## Begin

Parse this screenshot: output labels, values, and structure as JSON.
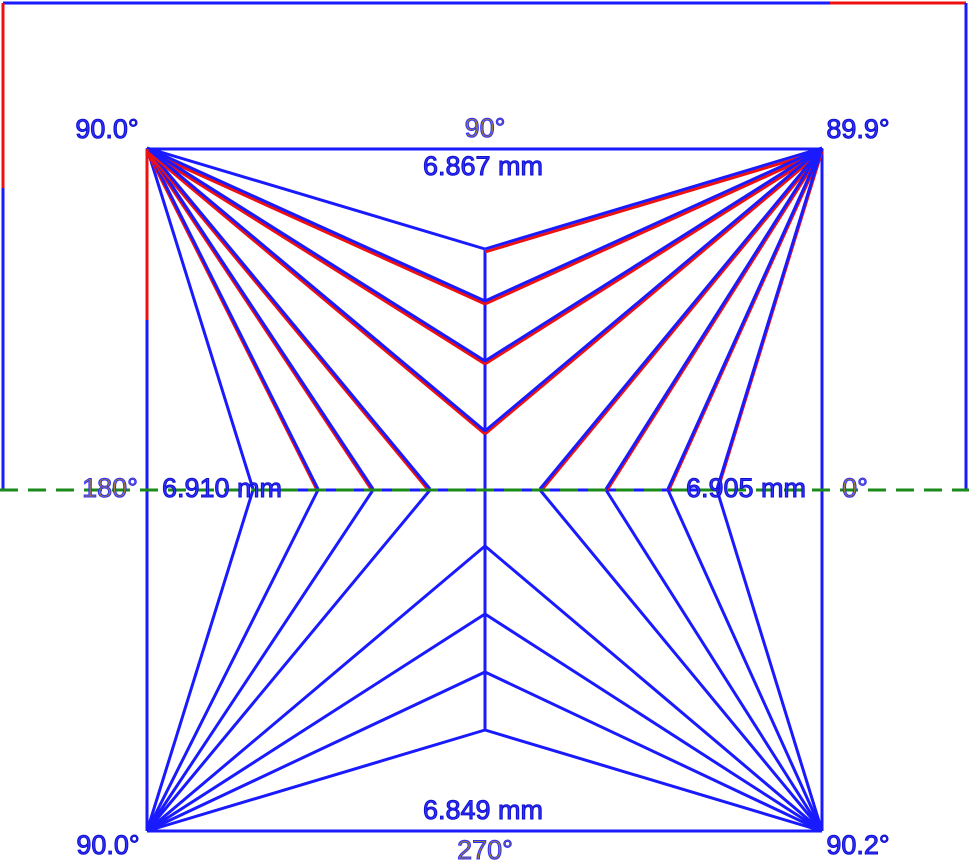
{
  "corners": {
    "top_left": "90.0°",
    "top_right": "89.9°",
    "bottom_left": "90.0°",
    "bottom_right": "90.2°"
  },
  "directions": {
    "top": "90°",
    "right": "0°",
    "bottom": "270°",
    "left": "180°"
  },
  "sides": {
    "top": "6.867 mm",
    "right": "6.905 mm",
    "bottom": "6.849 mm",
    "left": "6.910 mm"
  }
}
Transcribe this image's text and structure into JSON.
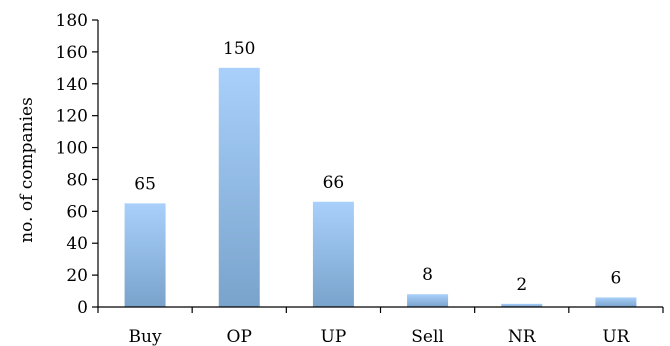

## End
## Begin

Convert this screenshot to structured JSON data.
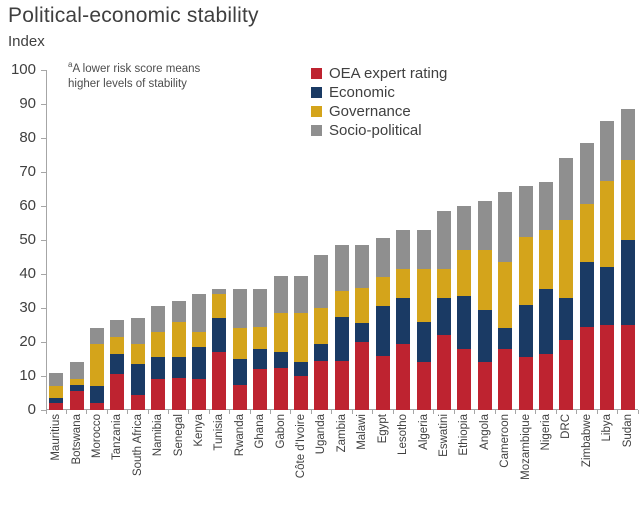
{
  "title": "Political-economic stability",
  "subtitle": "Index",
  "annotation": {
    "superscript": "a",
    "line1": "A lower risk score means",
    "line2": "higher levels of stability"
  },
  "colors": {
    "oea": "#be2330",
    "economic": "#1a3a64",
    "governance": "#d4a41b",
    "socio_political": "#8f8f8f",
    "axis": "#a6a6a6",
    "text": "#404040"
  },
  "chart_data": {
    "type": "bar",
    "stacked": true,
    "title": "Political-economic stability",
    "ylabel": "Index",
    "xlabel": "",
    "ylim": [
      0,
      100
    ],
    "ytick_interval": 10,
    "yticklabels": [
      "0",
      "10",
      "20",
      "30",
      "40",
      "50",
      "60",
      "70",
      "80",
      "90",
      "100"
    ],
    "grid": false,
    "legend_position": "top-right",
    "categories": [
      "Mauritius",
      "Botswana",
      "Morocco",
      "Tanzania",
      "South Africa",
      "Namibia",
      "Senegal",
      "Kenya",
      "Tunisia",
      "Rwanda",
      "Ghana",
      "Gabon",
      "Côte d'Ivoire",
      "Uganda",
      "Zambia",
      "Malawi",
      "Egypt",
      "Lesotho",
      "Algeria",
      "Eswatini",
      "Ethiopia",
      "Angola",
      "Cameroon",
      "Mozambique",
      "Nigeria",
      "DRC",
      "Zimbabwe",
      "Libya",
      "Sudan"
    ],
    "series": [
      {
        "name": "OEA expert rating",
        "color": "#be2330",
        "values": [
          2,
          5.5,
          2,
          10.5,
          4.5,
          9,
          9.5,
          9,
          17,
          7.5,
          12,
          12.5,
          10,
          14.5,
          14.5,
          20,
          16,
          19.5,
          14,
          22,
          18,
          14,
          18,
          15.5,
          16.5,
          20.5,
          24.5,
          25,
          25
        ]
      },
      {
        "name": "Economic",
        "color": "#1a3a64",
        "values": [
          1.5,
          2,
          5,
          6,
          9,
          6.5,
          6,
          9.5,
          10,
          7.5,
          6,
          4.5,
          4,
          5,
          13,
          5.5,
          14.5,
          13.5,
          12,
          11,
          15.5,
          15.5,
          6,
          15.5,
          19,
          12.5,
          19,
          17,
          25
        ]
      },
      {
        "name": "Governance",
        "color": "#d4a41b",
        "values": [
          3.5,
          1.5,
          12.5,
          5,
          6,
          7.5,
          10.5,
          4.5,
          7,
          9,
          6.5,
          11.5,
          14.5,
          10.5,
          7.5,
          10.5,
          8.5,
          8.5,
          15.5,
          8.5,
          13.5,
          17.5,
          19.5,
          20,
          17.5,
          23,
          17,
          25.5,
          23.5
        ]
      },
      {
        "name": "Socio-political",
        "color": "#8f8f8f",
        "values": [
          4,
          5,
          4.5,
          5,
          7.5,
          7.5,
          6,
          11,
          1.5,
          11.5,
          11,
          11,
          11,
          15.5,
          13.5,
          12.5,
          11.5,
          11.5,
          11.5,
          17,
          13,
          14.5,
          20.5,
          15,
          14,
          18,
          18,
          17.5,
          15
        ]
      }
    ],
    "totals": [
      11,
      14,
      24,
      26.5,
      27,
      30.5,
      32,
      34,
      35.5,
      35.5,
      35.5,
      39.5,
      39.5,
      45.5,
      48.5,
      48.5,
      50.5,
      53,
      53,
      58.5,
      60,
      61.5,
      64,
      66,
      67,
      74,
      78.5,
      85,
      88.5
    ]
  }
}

## End

Repeat only the lines from the one holding "Parse this screenshot: output" to the one holding "Transcribe this image's", both ends included, and drop the images.

Parse this screenshot: output labels, values, and structure as JSON.
{
  "corners": {
    "top_left": "90.0°",
    "top_right": "89.9°",
    "bottom_left": "90.0°",
    "bottom_right": "90.2°"
  },
  "directions": {
    "top": "90°",
    "right": "0°",
    "bottom": "270°",
    "left": "180°"
  },
  "sides": {
    "top": "6.867 mm",
    "right": "6.905 mm",
    "bottom": "6.849 mm",
    "left": "6.910 mm"
  }
}
Transcribe this image's text and structure into JSON.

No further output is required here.